* TASK PROMPT
Report back each line of the records that contains the string "财务年终工作总结".

* TASK MATERIAL
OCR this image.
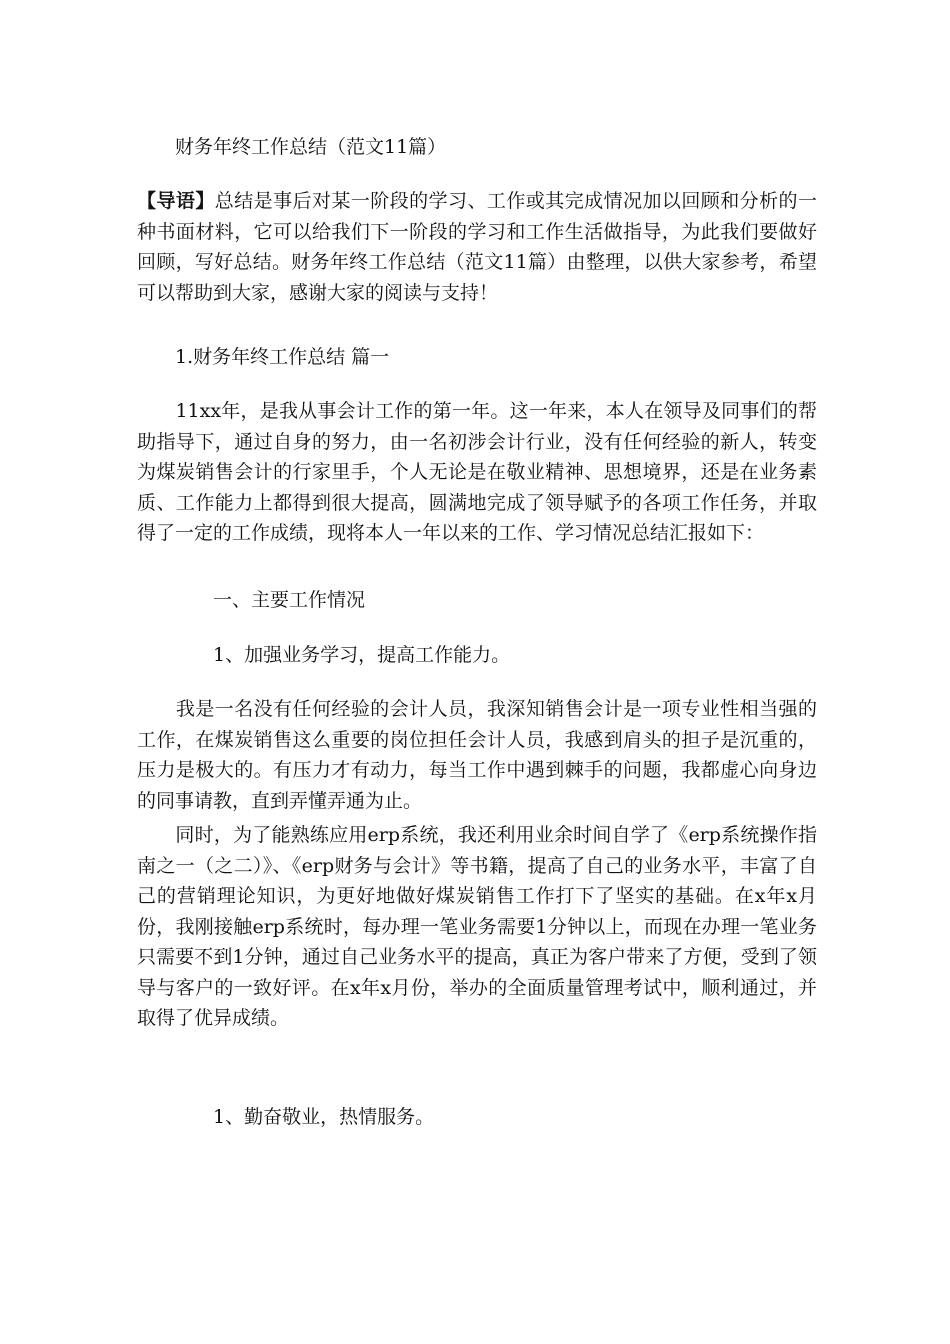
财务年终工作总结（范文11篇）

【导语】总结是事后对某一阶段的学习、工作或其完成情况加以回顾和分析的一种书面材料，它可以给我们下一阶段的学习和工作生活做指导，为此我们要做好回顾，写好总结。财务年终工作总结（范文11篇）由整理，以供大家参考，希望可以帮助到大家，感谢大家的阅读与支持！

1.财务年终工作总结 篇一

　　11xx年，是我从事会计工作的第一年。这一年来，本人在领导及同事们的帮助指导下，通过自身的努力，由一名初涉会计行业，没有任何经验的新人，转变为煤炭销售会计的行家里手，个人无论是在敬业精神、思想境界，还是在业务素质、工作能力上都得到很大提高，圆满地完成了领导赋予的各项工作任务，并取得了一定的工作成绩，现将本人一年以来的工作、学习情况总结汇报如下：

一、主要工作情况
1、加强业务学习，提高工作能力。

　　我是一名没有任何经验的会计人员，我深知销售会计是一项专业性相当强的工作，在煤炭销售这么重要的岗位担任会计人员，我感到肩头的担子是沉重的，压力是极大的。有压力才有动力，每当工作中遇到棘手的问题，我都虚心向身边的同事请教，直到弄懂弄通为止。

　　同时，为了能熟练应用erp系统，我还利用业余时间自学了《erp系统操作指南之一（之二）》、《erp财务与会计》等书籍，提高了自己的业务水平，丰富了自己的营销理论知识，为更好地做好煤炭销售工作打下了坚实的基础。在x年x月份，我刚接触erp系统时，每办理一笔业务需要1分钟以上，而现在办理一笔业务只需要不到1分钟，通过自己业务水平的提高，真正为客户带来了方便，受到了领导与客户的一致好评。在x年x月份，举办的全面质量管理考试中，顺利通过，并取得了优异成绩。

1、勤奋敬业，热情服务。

* RESPONSE FOR THIS EXERCISE
财务年终工作总结（范文11篇）
【导语】总结是事后对某一阶段的学习、工作或其完成情况加以回顾和分析的一种书面材料，它可以给我们下一阶段的学习和工作生活做指导，为此我们要做好回顾，写好总结。财务年终工作总结（范文11篇）由整理，以供大家参考，希望可以帮助到大家，感谢大家的阅读与支持！
1.财务年终工作总结 篇一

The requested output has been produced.